#### [AIM]
Gather every line below where "Clerk" appears.

Saved entries
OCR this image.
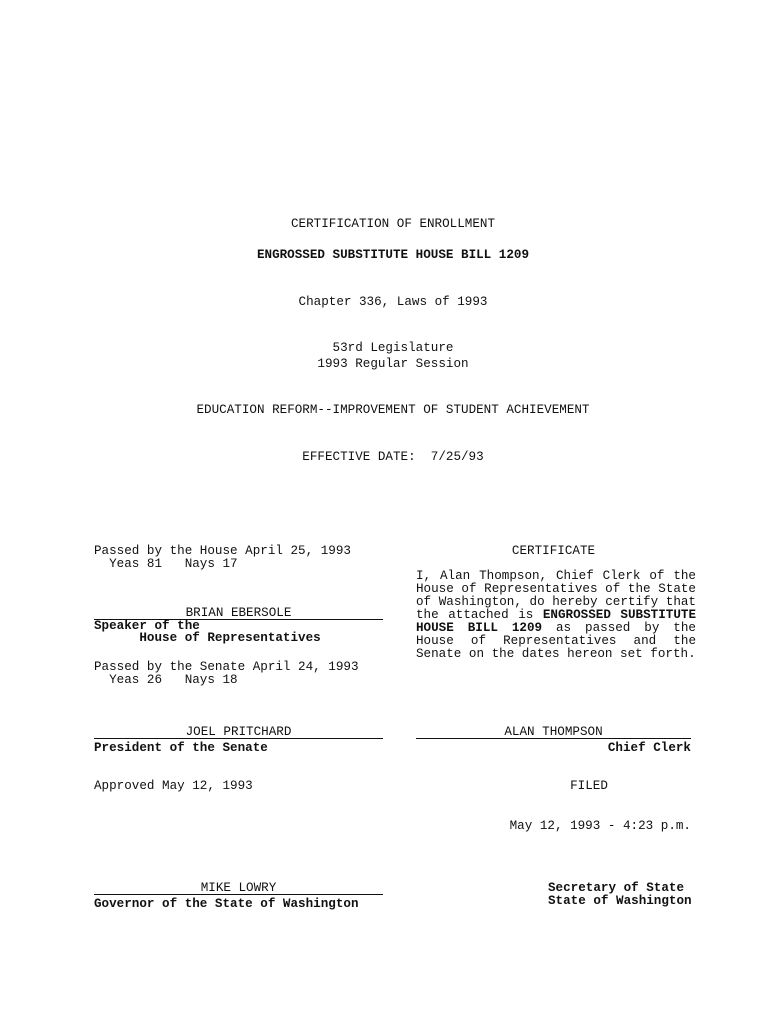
CERTIFICATION OF ENROLLMENT
ENGROSSED SUBSTITUTE HOUSE BILL 1209
Chapter 336, Laws of 1993
53rd Legislature
1993 Regular Session
EDUCATION REFORM--IMPROVEMENT OF STUDENT ACHIEVEMENT
EFFECTIVE DATE:  7/25/93
Passed by the House April 25, 1993
Yeas 81   Nays 17
BRIAN EBERSOLE
Speaker of the
House of Representatives
Passed by the Senate April 24, 1993
Yeas 26   Nays 18
JOEL PRITCHARD
President of the Senate
Approved May 12, 1993
MIKE LOWRY
Governor of the State of Washington
CERTIFICATE
I, Alan Thompson, Chief Clerk of the House of Representatives of the State of Washington, do hereby certify that the attached is ENGROSSED SUBSTITUTE HOUSE BILL 1209 as passed by the House of Representatives and the Senate on the dates hereon set forth.
ALAN THOMPSON
Chief Clerk
FILED
May 12, 1993 - 4:23 p.m.
Secretary of State
State of Washington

#### [RESPONSE TO THIS TASK]
I, Alan Thompson, Chief Clerk of the House of Representatives of the State of Washington, do hereby certify that the attached is ENGROSSED SUBSTITUTE HOUSE BILL 1209 as passed by the House of Representatives and the Senate on the dates hereon set forth.
Chief Clerk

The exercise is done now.